═══ Provided data ═══
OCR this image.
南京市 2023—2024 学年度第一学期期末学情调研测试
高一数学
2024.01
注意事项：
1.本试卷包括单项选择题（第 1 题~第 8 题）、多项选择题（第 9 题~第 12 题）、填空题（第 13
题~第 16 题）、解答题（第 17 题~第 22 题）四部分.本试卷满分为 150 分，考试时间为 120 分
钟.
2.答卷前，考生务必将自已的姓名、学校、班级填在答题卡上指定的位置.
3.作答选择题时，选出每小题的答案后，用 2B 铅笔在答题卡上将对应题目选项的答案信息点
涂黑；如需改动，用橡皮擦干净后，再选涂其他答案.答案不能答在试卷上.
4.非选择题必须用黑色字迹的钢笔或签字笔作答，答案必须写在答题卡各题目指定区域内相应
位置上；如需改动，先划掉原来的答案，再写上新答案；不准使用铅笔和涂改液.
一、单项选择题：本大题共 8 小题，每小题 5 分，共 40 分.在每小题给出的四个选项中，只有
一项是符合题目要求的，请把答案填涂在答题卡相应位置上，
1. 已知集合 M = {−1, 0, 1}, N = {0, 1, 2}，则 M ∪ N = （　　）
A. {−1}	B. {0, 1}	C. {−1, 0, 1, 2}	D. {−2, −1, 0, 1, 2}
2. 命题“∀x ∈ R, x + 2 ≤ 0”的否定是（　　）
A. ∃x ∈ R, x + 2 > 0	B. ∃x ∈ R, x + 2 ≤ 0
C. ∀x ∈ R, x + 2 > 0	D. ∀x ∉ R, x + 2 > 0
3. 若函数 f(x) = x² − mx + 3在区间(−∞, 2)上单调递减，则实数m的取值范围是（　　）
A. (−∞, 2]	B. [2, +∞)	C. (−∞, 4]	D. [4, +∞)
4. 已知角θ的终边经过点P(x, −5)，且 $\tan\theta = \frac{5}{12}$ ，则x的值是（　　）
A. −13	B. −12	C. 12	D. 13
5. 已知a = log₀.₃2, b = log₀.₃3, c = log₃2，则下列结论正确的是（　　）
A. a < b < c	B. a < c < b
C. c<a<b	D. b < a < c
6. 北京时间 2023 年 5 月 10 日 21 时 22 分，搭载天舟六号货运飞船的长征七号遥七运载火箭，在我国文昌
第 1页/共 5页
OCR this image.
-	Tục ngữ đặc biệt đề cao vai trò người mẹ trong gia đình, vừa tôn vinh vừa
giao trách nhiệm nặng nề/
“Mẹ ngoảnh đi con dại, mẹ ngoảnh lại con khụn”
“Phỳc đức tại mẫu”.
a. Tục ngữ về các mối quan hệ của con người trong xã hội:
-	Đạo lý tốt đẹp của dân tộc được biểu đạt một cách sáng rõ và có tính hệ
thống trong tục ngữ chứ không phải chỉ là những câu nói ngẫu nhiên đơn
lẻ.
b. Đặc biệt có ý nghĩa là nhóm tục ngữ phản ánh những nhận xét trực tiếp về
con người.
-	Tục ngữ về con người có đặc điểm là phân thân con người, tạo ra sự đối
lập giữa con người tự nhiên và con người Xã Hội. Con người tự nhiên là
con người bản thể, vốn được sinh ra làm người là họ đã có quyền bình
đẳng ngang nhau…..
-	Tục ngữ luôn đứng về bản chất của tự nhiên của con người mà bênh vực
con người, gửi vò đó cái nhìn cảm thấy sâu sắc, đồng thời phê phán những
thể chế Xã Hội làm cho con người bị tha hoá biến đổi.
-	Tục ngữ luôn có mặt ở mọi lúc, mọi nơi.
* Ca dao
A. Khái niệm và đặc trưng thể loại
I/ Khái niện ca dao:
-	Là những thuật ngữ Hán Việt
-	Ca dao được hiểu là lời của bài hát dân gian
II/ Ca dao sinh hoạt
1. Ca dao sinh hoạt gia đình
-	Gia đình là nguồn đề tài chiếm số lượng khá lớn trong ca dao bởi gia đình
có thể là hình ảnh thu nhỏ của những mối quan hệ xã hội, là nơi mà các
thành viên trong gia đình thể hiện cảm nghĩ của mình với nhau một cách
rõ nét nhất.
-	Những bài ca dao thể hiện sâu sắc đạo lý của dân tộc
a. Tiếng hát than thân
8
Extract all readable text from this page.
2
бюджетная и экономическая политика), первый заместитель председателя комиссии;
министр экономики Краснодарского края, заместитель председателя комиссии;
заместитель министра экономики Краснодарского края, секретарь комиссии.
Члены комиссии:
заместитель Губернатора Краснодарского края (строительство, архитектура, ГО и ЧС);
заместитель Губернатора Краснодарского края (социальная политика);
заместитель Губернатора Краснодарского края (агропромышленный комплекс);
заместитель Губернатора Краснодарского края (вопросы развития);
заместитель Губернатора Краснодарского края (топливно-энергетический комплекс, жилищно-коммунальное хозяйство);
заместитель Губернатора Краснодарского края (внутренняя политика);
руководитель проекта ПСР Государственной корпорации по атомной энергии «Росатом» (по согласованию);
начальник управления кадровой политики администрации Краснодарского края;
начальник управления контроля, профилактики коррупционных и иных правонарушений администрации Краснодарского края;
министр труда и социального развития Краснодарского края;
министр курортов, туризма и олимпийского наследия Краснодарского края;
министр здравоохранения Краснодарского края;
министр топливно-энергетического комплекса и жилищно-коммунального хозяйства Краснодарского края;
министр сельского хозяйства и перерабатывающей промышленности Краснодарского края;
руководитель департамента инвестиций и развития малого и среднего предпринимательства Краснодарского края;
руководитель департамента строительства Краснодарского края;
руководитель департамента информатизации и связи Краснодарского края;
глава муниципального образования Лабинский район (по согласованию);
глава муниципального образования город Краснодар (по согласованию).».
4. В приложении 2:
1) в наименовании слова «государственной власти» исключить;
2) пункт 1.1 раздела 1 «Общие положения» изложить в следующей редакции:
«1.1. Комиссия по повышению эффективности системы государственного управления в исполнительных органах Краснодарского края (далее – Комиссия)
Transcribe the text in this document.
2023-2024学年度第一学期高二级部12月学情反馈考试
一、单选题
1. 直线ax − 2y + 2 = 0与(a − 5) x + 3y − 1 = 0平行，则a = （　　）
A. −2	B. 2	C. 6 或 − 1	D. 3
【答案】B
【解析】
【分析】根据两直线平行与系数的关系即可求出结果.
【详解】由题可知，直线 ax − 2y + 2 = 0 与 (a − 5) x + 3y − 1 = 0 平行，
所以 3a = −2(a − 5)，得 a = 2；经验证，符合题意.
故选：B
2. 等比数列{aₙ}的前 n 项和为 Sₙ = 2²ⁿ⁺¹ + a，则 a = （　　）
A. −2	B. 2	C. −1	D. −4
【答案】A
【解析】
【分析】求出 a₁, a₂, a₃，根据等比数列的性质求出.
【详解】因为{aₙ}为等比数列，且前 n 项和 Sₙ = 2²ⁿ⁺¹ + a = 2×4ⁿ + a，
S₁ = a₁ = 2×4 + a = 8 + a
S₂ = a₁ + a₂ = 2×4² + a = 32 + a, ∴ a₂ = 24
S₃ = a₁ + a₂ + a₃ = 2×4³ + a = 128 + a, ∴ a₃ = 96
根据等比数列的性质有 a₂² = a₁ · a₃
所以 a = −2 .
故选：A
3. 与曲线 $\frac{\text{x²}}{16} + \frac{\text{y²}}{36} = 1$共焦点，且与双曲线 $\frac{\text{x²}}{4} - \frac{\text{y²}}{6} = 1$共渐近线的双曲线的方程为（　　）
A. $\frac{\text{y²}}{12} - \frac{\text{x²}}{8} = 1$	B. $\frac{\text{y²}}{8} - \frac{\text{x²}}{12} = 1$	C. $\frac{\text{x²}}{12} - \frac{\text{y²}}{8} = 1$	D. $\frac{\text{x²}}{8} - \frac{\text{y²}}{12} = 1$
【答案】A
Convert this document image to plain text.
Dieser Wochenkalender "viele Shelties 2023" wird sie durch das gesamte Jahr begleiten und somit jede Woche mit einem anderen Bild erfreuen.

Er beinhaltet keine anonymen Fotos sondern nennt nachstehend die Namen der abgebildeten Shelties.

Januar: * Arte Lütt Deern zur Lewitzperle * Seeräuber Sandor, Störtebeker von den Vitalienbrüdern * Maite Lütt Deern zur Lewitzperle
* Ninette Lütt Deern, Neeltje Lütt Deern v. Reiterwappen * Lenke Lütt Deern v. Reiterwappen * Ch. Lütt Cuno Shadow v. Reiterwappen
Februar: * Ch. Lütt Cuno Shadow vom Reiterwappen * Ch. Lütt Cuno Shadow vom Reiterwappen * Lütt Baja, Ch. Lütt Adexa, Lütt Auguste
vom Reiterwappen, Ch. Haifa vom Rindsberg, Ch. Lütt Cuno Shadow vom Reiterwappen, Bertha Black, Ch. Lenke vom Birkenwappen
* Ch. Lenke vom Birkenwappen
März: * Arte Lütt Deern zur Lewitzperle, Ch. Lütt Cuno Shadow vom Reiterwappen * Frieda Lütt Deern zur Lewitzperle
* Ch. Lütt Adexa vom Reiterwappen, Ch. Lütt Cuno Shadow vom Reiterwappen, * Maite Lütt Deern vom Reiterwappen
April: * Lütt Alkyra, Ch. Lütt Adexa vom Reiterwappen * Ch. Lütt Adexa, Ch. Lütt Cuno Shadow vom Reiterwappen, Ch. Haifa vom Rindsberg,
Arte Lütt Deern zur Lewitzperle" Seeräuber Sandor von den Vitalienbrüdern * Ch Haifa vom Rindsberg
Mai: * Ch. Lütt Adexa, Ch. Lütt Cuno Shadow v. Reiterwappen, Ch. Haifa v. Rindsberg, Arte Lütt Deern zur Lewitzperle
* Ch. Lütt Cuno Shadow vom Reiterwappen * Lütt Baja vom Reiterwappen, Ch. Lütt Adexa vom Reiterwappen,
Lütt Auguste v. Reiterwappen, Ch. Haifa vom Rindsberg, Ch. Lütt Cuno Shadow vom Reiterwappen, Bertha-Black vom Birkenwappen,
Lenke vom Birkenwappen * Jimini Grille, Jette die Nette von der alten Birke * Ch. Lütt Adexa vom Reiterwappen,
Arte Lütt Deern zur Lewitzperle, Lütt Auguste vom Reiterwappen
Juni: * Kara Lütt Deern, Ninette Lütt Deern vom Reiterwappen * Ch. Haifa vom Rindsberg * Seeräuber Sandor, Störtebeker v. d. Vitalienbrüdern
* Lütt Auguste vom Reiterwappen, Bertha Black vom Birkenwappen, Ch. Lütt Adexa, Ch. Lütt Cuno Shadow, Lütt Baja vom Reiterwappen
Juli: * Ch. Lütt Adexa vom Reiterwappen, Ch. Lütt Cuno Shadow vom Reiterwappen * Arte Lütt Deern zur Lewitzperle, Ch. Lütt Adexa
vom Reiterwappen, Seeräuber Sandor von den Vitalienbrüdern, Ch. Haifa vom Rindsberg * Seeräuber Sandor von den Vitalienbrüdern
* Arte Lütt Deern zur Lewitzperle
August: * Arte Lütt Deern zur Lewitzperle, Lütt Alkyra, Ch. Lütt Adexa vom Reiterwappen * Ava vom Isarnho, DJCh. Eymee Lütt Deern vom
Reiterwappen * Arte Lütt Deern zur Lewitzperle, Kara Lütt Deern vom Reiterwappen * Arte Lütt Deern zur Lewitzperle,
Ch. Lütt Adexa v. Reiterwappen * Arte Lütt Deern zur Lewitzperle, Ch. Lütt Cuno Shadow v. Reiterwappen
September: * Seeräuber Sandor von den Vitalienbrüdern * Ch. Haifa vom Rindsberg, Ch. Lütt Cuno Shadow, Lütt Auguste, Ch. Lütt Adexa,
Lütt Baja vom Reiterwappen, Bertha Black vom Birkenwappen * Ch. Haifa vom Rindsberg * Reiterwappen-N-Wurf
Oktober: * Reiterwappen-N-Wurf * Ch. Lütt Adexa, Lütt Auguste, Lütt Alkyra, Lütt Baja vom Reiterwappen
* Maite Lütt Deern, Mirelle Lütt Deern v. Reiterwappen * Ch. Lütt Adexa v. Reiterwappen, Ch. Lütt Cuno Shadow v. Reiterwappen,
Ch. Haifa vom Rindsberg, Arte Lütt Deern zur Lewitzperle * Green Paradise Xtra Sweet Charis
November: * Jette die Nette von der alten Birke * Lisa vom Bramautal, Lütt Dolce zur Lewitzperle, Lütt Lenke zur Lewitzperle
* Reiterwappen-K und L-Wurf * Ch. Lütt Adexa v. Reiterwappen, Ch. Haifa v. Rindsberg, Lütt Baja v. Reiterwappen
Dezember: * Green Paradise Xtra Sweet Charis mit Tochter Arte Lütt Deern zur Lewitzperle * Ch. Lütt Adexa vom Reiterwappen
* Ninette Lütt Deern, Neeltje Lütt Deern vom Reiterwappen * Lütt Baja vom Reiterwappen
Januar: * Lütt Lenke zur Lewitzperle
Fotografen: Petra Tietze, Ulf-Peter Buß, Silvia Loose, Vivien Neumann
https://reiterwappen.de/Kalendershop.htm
═══
Task to complete: In the records above, tally the lines where the word "политика" appears, and give the number and nothing else.

Solution: 3